-- start WORKING DATA --

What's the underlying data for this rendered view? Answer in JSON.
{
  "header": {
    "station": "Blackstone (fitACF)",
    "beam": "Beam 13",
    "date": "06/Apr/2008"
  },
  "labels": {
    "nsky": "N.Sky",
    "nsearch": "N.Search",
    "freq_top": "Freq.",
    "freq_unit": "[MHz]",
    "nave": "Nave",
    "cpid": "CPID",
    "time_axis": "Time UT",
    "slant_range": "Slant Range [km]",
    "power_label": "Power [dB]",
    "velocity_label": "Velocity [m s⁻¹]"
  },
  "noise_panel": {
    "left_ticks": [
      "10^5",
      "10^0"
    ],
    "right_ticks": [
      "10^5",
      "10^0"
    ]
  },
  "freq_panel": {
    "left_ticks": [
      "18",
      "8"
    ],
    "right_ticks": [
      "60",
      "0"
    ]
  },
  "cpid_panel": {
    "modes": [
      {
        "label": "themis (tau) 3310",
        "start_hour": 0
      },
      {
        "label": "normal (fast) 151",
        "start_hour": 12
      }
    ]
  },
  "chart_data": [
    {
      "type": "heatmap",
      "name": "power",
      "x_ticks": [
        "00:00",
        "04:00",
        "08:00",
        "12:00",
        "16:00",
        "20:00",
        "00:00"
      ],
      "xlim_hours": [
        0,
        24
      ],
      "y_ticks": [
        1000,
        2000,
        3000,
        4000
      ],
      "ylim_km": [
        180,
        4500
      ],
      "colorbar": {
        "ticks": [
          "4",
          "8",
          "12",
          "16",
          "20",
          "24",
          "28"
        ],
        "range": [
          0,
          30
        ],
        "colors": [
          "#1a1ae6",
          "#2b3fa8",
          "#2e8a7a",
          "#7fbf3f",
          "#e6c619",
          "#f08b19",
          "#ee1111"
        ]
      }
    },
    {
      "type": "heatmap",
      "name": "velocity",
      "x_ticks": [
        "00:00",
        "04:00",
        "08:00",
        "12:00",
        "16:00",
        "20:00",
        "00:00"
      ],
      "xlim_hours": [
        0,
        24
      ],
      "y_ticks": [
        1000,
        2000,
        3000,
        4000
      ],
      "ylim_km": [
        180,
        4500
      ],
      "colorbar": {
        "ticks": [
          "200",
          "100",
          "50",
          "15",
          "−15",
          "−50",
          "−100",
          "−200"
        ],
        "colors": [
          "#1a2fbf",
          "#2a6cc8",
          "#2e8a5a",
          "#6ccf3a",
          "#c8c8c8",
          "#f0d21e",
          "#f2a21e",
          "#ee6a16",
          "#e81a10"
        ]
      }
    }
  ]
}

-- end WORKING DATA --

GOAL> The records above must be output exactly, in full.

IN RESPONSE>
What's the underlying data for this rendered view? Answer in JSON.
{
  "header": {
    "station": "Blackstone (fitACF)",
    "beam": "Beam 13",
    "date": "06/Apr/2008"
  },
  "labels": {
    "nsky": "N.Sky",
    "nsearch": "N.Search",
    "freq_top": "Freq.",
    "freq_unit": "[MHz]",
    "nave": "Nave",
    "cpid": "CPID",
    "time_axis": "Time UT",
    "slant_range": "Slant Range [km]",
    "power_label": "Power [dB]",
    "velocity_label": "Velocity [m s⁻¹]"
  },
  "noise_panel": {
    "left_ticks": [
      "10^5",
      "10^0"
    ],
    "right_ticks": [
      "10^5",
      "10^0"
    ]
  },
  "freq_panel": {
    "left_ticks": [
      "18",
      "8"
    ],
    "right_ticks": [
      "60",
      "0"
    ]
  },
  "cpid_panel": {
    "modes": [
      {
        "label": "themis (tau) 3310",
        "start_hour": 0
      },
      {
        "label": "normal (fast) 151",
        "start_hour": 12
      }
    ]
  },
  "chart_data": [
    {
      "type": "heatmap",
      "name": "power",
      "x_ticks": [
        "00:00",
        "04:00",
        "08:00",
        "12:00",
        "16:00",
        "20:00",
        "00:00"
      ],
      "xlim_hours": [
        0,
        24
      ],
      "y_ticks": [
        1000,
        2000,
        3000,
        4000
      ],
      "ylim_km": [
        180,
        4500
      ],
      "colorbar": {
        "ticks": [
          "4",
          "8",
          "12",
          "16",
          "20",
          "24",
          "28"
        ],
        "range": [
          0,
          30
        ],
        "colors": [
          "#1a1ae6",
          "#2b3fa8",
          "#2e8a7a",
          "#7fbf3f",
          "#e6c619",
          "#f08b19",
          "#ee1111"
        ]
      }
    },
    {
      "type": "heatmap",
      "name": "velocity",
      "x_ticks": [
        "00:00",
        "04:00",
        "08:00",
        "12:00",
        "16:00",
        "20:00",
        "00:00"
      ],
      "xlim_hours": [
        0,
        24
      ],
      "y_ticks": [
        1000,
        2000,
        3000,
        4000
      ],
      "ylim_km": [
        180,
        4500
      ],
      "colorbar": {
        "ticks": [
          "200",
          "100",
          "50",
          "15",
          "−15",
          "−50",
          "−100",
          "−200"
        ],
        "colors": [
          "#1a2fbf",
          "#2a6cc8",
          "#2e8a5a",
          "#6ccf3a",
          "#c8c8c8",
          "#f0d21e",
          "#f2a21e",
          "#ee6a16",
          "#e81a10"
        ]
      }
    }
  ]
}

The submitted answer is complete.